### GIVEN REQUEST
Copy exactly the stretch of lines from the one holding "Extract the structured" through the last line of the data below, inclusive. Leave out pictures.
::::
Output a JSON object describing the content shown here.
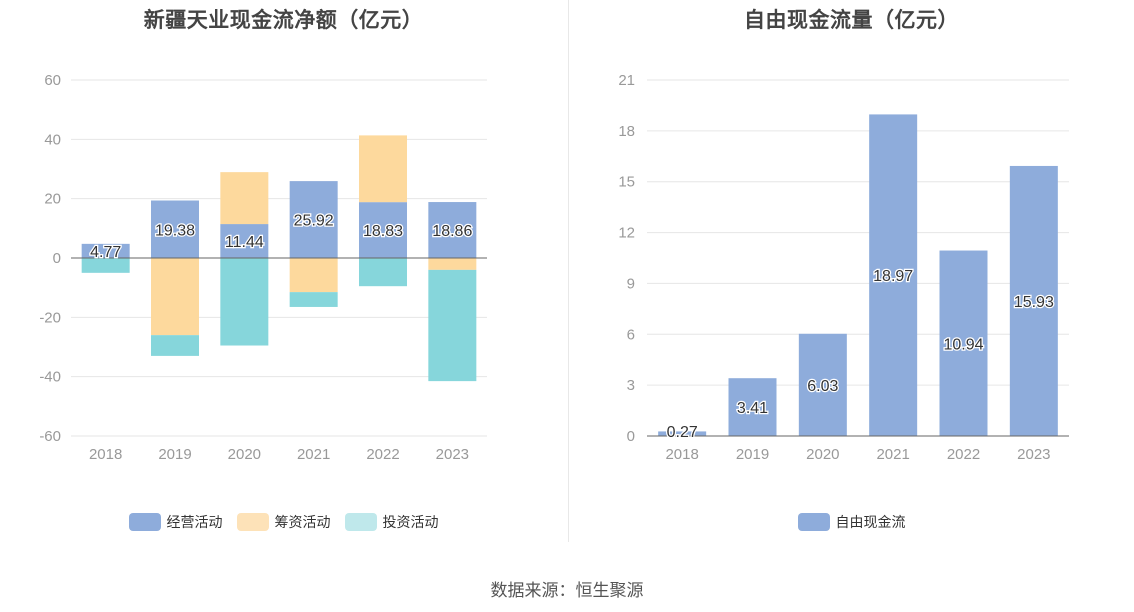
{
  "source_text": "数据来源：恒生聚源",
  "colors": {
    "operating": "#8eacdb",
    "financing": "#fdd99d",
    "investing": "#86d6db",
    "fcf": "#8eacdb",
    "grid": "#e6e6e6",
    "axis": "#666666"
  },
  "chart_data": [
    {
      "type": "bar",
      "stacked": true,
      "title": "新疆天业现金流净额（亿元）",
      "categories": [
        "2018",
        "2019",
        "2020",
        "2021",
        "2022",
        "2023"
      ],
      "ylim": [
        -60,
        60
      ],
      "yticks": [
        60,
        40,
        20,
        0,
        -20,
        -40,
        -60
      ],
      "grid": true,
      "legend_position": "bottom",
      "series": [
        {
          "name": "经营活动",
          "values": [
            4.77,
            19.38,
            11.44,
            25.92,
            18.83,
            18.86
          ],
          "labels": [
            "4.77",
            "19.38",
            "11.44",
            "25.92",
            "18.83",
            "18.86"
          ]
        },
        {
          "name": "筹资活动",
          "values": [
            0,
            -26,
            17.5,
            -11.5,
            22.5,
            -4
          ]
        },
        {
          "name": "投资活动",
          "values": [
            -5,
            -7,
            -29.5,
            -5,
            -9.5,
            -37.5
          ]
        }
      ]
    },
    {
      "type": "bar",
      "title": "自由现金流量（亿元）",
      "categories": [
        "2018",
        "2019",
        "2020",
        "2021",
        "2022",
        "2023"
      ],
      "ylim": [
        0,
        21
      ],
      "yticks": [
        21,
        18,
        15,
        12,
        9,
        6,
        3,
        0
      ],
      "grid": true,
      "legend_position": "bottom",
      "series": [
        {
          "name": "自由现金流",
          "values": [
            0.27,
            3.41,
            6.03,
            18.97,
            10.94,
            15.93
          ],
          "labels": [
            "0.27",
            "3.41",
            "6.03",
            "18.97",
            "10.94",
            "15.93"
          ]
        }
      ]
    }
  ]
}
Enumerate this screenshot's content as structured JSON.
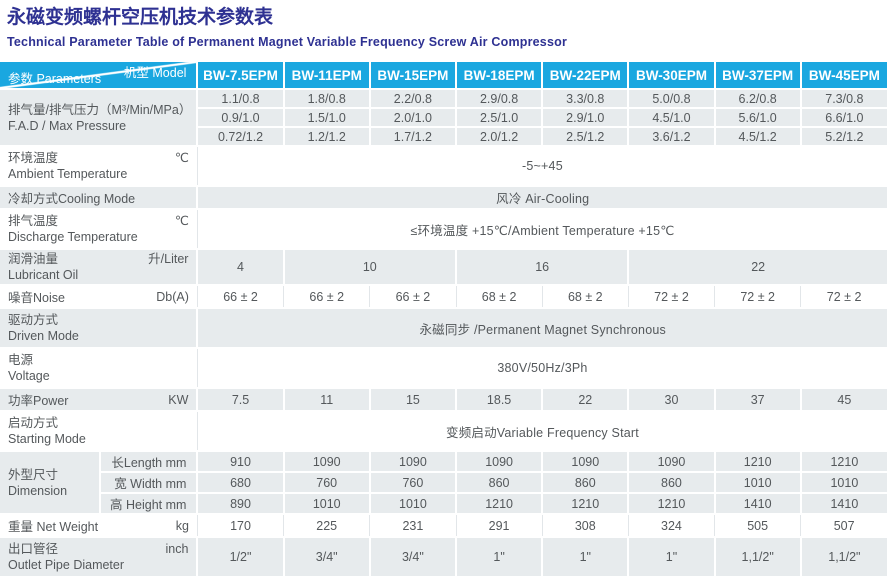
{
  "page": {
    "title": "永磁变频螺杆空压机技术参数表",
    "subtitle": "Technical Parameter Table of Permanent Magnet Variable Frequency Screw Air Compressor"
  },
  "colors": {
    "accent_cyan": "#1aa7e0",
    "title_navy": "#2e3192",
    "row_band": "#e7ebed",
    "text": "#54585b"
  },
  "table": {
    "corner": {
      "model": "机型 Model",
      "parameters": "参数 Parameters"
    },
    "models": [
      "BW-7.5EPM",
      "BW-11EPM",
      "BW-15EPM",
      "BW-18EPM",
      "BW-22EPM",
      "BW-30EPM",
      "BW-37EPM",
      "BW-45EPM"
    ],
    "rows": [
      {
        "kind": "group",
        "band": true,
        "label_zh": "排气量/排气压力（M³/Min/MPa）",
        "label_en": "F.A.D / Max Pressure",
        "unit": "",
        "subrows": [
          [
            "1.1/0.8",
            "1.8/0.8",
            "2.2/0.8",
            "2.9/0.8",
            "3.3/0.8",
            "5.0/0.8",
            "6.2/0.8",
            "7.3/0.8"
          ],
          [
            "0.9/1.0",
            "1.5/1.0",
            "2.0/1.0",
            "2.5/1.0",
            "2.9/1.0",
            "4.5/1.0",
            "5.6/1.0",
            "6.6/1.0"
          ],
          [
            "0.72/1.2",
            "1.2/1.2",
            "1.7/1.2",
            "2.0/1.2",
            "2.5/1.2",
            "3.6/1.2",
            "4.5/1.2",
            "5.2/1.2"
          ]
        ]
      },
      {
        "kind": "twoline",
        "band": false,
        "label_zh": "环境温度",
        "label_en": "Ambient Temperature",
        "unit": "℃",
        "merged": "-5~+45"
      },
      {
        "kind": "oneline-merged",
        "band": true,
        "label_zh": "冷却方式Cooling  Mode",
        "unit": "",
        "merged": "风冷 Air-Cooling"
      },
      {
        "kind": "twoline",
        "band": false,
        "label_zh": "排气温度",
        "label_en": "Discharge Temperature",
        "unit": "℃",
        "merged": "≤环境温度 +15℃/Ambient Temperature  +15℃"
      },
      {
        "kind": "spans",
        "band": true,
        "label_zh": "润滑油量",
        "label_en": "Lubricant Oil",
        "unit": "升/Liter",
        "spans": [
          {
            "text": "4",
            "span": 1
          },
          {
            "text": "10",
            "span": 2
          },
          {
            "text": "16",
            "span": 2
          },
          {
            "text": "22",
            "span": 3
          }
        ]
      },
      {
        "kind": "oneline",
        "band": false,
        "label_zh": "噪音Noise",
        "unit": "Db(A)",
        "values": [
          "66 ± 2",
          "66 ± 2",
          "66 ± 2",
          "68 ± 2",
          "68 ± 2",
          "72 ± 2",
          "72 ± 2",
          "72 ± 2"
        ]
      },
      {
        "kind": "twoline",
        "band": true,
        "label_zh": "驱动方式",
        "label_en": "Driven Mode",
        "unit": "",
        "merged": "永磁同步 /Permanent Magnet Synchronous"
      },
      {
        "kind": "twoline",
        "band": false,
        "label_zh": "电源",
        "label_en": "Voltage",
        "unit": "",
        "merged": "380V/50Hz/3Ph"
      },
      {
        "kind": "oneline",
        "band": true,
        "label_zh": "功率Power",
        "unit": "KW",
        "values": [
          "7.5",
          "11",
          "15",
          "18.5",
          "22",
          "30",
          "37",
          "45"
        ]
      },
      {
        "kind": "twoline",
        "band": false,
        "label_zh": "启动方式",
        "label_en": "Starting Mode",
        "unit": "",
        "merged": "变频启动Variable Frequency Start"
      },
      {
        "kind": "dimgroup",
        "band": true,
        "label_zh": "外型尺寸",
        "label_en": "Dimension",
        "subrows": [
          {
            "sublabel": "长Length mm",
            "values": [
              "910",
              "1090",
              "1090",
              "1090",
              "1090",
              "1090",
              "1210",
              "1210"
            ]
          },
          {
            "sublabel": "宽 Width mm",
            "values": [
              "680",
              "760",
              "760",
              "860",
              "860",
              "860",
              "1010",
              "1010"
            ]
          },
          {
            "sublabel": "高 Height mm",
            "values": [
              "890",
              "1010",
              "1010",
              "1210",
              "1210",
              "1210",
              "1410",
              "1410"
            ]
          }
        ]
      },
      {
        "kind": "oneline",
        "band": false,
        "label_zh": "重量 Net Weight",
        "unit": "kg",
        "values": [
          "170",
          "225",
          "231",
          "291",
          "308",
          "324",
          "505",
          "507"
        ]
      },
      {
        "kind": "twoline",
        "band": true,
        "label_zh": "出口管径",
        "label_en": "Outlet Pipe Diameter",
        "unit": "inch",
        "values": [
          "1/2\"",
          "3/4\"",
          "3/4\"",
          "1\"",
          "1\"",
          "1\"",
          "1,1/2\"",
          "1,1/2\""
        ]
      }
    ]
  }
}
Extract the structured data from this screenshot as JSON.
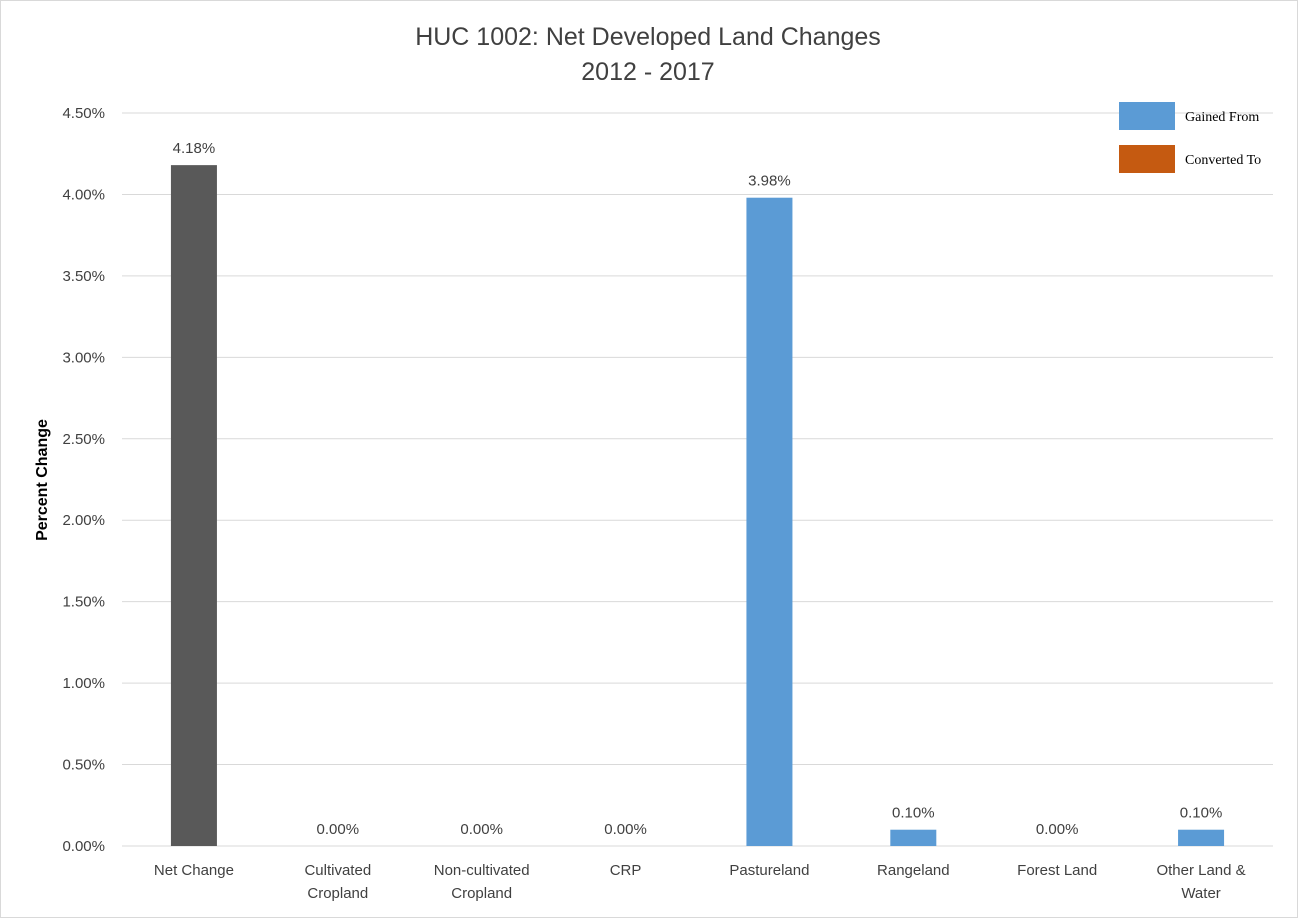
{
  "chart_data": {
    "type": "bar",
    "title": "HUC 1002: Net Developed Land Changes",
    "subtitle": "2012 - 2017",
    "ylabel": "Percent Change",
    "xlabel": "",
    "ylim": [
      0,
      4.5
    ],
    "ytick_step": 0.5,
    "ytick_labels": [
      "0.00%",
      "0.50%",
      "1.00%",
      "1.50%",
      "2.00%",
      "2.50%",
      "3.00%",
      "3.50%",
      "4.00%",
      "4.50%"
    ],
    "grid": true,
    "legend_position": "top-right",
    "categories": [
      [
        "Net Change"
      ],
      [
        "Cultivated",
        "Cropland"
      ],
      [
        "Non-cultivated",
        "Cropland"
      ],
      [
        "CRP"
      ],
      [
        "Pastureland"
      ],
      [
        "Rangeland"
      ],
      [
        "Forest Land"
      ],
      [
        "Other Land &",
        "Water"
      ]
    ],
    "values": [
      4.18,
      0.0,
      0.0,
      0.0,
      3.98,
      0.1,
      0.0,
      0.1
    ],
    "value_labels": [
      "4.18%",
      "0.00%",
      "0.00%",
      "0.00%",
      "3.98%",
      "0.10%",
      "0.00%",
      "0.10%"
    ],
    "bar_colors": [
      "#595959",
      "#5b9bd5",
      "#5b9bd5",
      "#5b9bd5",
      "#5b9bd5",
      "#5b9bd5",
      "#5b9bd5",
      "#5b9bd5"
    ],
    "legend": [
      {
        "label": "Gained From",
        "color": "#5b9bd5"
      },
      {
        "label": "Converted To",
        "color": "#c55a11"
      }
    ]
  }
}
::::
### SOLUTION
Extract the structured data from this screenshot as JSON.
{
  "chart_data": {
    "type": "bar",
    "title": "HUC 1002: Net Developed Land Changes",
    "subtitle": "2012 - 2017",
    "ylabel": "Percent Change",
    "xlabel": "",
    "ylim": [
      0,
      4.5
    ],
    "ytick_step": 0.5,
    "ytick_labels": [
      "0.00%",
      "0.50%",
      "1.00%",
      "1.50%",
      "2.00%",
      "2.50%",
      "3.00%",
      "3.50%",
      "4.00%",
      "4.50%"
    ],
    "grid": true,
    "legend_position": "top-right",
    "categories": [
      [
        "Net Change"
      ],
      [
        "Cultivated",
        "Cropland"
      ],
      [
        "Non-cultivated",
        "Cropland"
      ],
      [
        "CRP"
      ],
      [
        "Pastureland"
      ],
      [
        "Rangeland"
      ],
      [
        "Forest Land"
      ],
      [
        "Other Land &",
        "Water"
      ]
    ],
    "values": [
      4.18,
      0.0,
      0.0,
      0.0,
      3.98,
      0.1,
      0.0,
      0.1
    ],
    "value_labels": [
      "4.18%",
      "0.00%",
      "0.00%",
      "0.00%",
      "3.98%",
      "0.10%",
      "0.00%",
      "0.10%"
    ],
    "bar_colors": [
      "#595959",
      "#5b9bd5",
      "#5b9bd5",
      "#5b9bd5",
      "#5b9bd5",
      "#5b9bd5",
      "#5b9bd5",
      "#5b9bd5"
    ],
    "legend": [
      {
        "label": "Gained From",
        "color": "#5b9bd5"
      },
      {
        "label": "Converted To",
        "color": "#c55a11"
      }
    ]
  }
}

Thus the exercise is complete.